RECORD EXTRACTS:
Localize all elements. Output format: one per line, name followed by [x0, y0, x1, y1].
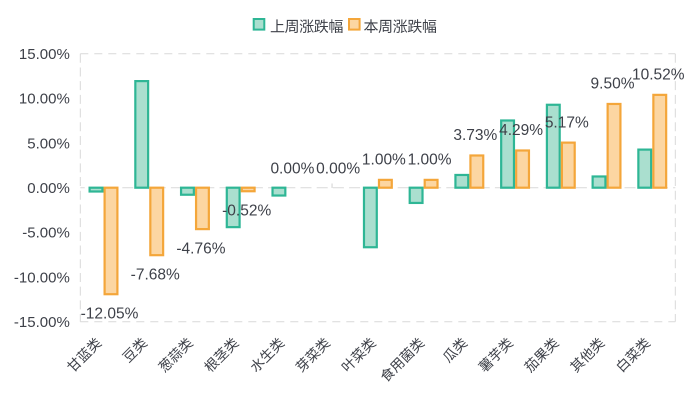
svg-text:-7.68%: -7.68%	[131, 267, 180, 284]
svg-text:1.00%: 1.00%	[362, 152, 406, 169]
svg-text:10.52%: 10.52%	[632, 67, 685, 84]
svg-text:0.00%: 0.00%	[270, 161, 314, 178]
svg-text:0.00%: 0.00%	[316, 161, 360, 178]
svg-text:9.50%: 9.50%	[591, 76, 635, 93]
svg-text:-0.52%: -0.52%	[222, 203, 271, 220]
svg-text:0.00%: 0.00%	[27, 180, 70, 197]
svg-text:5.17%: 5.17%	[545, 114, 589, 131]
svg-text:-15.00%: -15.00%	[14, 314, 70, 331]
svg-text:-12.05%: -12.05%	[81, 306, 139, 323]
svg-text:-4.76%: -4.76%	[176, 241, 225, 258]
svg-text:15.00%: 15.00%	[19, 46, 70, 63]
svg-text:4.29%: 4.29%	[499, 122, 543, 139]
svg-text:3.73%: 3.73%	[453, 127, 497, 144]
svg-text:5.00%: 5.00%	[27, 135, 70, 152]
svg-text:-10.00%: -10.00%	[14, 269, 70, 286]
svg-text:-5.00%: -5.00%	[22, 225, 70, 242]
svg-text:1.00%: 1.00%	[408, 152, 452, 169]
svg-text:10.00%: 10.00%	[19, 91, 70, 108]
==
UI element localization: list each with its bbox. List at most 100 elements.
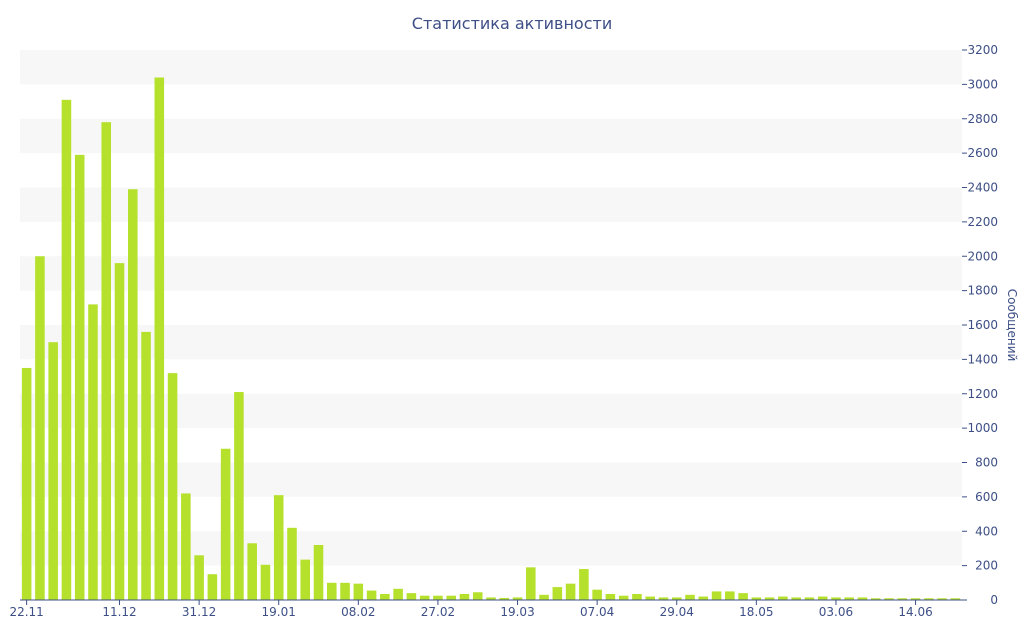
==
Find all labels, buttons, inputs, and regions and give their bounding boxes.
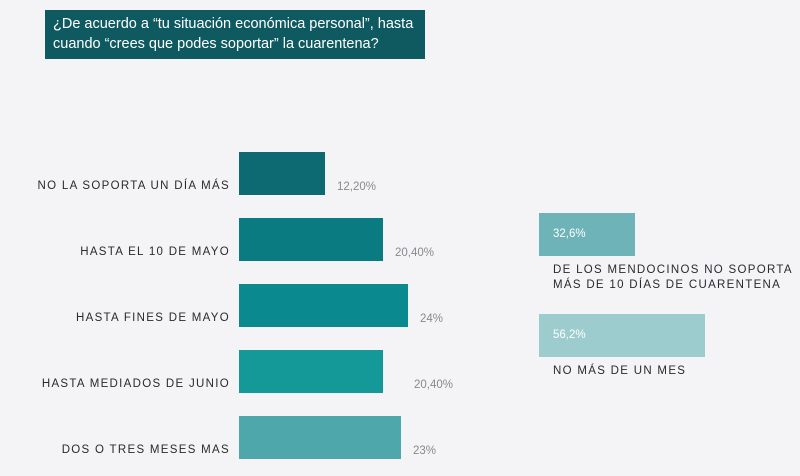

WHAT YOU WILL DO:
Rewrite the lines of the listing from the line containing "Localize all elements." through the line containing "161, 314, 178]", inclusive, changing "Output format" to "Required format" and leaving everything else unchanged. Leave the picture out of your answer.

TASK RESPONSE:
Localize all elements. Required format: one per line, name followed by [x0, y0, x1, y1].
svg-text:-7.68%: -7.68%	[131, 267, 180, 284]
svg-text:1.00%: 1.00%	[362, 152, 406, 169]
svg-text:10.52%: 10.52%	[632, 67, 685, 84]
svg-text:0.00%: 0.00%	[270, 161, 314, 178]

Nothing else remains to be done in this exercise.